To be done:
Gather all lines with the word "JSON" in them.

Exercise materials:
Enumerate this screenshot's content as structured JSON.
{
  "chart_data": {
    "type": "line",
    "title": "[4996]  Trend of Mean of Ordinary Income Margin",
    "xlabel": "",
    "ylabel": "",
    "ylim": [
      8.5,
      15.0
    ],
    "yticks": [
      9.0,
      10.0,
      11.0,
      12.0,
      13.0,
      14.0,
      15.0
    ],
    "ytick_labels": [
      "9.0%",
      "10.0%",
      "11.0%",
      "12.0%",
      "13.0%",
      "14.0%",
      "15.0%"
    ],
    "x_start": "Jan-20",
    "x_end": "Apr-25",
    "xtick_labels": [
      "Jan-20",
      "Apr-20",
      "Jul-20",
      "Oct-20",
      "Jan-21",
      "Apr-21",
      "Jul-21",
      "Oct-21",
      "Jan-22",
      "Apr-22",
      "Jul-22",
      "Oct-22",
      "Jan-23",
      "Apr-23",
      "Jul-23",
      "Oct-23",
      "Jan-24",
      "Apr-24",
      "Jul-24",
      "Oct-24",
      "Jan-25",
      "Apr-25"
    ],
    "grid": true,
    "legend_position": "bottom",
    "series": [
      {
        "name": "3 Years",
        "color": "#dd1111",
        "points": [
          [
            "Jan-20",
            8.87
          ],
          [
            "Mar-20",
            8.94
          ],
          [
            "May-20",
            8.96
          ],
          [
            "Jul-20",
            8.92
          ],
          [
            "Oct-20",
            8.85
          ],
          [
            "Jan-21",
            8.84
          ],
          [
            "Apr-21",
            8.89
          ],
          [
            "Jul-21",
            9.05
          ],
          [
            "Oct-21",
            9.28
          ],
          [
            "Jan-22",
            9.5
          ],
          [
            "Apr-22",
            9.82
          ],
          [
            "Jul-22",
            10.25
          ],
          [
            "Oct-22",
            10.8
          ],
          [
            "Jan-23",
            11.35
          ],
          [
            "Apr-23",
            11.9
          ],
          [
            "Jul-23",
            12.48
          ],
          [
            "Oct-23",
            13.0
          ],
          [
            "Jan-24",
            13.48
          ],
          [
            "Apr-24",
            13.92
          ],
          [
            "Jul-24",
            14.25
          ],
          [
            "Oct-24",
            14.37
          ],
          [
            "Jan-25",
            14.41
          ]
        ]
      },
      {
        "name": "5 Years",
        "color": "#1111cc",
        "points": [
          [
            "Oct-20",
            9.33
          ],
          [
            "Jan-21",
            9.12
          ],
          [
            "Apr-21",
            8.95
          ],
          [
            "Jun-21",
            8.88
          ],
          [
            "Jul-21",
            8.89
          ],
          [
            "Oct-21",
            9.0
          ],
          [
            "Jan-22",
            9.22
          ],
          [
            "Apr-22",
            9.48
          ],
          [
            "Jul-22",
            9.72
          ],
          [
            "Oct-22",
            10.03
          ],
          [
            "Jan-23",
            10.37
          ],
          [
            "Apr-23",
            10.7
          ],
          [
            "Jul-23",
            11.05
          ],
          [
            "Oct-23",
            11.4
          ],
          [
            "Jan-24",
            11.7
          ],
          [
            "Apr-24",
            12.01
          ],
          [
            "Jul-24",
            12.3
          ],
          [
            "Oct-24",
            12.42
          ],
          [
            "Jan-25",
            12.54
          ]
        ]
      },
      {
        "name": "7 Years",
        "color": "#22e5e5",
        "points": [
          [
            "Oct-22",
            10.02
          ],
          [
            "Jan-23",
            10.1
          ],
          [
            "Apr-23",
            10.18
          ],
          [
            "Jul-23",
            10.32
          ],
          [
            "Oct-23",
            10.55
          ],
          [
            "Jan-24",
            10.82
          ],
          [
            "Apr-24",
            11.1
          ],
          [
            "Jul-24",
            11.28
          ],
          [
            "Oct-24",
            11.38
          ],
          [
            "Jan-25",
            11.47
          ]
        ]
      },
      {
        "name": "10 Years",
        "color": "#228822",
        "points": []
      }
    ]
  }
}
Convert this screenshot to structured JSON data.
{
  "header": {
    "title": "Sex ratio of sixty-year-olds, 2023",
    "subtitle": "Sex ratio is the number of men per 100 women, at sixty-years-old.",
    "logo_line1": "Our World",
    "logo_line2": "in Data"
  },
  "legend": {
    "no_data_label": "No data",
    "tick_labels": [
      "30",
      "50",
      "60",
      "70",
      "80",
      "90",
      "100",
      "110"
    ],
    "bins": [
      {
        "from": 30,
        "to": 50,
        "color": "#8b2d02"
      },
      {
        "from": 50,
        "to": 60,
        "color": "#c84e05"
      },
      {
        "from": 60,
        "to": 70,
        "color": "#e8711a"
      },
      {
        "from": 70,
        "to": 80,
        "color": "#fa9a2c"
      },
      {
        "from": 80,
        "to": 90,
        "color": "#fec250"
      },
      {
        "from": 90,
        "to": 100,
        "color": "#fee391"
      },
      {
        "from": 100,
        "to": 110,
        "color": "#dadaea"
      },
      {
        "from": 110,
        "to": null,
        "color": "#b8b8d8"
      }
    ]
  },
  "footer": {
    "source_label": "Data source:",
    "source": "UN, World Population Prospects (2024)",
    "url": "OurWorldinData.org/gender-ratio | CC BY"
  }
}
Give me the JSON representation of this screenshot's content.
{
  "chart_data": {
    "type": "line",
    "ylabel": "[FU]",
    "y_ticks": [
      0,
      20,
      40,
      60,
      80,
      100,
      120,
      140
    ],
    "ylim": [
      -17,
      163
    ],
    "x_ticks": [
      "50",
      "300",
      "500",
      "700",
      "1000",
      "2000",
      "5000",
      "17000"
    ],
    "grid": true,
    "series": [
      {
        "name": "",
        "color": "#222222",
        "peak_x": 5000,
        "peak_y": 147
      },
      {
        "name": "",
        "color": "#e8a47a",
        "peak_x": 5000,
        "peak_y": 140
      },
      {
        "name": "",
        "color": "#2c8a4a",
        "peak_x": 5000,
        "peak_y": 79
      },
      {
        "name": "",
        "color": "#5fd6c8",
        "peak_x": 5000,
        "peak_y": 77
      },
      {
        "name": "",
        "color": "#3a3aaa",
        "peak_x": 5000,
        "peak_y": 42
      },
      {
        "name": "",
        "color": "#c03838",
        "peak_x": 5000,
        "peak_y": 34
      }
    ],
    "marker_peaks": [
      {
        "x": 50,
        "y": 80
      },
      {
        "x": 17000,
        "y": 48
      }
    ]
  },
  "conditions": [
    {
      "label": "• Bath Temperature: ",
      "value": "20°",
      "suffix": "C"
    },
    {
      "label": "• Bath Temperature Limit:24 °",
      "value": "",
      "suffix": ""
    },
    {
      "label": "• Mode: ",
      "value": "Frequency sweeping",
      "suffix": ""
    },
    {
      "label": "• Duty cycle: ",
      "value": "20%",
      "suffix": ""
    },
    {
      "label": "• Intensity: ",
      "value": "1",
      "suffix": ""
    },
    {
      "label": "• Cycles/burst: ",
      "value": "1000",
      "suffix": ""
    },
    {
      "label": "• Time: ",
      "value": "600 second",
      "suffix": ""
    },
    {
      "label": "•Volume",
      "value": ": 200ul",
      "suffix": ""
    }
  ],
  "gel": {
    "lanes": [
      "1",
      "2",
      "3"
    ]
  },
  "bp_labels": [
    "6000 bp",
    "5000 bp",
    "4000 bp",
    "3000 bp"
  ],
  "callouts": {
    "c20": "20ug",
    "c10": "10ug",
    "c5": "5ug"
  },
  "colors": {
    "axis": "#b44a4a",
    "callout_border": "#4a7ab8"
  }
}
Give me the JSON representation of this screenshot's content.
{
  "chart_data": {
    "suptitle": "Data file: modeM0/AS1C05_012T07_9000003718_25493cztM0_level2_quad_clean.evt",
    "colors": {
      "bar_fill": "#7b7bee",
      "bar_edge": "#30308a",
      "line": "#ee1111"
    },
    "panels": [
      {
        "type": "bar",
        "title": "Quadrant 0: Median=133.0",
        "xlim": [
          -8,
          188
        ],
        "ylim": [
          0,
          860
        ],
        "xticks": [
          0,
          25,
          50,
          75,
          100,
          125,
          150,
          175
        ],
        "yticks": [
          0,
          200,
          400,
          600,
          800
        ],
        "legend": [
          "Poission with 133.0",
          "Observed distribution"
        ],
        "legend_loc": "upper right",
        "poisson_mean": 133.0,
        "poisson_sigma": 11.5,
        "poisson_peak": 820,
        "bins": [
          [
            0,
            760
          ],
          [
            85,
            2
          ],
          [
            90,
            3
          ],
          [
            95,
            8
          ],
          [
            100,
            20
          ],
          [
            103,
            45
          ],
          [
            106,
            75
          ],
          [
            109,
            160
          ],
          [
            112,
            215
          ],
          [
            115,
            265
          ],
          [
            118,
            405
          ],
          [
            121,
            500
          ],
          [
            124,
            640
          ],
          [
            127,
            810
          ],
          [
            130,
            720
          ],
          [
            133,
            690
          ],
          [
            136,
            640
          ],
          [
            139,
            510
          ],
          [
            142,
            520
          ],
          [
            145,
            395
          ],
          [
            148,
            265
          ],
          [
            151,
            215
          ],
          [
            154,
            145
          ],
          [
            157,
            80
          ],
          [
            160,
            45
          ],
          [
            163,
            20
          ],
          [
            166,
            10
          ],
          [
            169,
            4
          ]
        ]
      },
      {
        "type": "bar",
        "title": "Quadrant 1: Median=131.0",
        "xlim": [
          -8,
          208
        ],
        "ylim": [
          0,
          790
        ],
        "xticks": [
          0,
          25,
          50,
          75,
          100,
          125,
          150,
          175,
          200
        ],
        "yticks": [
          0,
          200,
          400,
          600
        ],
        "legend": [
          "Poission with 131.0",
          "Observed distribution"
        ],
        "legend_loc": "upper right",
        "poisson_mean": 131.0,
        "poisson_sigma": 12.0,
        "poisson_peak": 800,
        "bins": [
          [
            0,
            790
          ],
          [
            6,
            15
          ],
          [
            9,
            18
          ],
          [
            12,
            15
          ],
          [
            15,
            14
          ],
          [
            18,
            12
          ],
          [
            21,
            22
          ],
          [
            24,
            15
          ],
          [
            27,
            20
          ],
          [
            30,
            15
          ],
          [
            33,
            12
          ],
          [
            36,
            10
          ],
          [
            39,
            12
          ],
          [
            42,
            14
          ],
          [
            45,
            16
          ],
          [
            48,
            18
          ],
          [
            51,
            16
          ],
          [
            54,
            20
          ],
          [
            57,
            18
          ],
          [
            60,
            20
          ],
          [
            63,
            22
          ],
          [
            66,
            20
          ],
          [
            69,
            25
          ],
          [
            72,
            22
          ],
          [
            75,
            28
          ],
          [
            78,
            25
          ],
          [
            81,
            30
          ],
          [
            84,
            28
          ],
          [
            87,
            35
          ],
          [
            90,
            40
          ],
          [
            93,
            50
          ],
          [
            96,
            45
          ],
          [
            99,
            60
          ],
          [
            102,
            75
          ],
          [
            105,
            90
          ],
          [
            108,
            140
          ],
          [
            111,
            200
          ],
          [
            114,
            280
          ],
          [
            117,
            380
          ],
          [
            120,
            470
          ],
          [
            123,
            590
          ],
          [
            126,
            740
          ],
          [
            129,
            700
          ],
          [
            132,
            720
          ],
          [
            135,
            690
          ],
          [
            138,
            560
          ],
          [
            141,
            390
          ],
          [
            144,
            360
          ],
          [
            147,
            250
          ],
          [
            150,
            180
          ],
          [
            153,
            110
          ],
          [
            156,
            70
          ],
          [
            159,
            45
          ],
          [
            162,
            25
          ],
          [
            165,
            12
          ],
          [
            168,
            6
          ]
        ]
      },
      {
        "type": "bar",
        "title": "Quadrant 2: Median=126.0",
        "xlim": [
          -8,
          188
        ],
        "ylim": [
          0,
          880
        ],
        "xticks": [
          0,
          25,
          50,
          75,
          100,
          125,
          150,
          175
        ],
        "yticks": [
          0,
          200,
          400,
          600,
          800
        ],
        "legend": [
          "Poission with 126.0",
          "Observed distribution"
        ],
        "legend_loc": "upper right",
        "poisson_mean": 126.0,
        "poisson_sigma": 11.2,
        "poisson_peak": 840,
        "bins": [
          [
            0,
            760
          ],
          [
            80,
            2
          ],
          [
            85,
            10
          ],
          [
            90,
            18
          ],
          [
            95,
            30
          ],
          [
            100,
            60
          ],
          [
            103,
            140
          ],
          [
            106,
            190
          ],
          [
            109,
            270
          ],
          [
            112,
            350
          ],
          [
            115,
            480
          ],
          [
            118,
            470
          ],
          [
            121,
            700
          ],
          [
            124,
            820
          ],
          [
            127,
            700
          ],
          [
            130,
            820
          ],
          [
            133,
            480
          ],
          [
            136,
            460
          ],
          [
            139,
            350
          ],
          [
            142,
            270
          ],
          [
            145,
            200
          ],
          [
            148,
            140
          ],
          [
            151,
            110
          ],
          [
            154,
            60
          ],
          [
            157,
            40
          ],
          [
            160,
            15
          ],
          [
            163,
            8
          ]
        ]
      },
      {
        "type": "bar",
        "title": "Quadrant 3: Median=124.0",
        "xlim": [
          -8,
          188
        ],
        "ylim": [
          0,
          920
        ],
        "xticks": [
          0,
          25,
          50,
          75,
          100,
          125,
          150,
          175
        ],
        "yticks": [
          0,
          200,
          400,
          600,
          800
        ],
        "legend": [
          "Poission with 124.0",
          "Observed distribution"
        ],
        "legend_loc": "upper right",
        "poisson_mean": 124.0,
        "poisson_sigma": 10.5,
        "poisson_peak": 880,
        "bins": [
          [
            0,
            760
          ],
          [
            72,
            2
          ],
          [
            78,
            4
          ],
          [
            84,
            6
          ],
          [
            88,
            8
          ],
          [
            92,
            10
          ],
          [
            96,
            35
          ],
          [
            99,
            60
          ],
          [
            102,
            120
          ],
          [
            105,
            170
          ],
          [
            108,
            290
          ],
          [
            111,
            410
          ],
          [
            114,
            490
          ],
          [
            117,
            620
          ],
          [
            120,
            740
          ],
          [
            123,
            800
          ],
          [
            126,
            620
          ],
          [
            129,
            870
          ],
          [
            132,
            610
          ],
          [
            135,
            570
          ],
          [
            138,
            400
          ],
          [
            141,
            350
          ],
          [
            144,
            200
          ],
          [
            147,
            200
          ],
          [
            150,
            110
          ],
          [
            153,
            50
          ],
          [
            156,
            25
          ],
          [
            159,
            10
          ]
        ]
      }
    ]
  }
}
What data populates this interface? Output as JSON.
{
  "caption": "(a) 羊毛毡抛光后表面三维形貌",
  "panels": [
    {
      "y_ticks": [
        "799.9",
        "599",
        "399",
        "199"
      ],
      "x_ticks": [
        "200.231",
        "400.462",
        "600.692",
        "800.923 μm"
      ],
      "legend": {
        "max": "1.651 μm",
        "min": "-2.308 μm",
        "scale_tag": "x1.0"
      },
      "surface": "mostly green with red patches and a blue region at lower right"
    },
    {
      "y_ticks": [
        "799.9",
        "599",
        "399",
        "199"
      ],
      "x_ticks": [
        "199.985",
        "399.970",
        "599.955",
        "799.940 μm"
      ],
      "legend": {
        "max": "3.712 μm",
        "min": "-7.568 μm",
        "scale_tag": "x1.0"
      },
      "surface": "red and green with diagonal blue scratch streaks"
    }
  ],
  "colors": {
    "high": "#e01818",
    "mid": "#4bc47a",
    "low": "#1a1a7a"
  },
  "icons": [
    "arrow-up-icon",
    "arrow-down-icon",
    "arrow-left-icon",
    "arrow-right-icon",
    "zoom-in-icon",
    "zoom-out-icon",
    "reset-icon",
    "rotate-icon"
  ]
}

Exercise output:
Enumerate this screenshot's content as structured JSON.
Convert this screenshot to structured JSON data.
Give me the JSON representation of this screenshot's content.
Give me the JSON representation of this screenshot's content.
What data populates this interface? Output as JSON.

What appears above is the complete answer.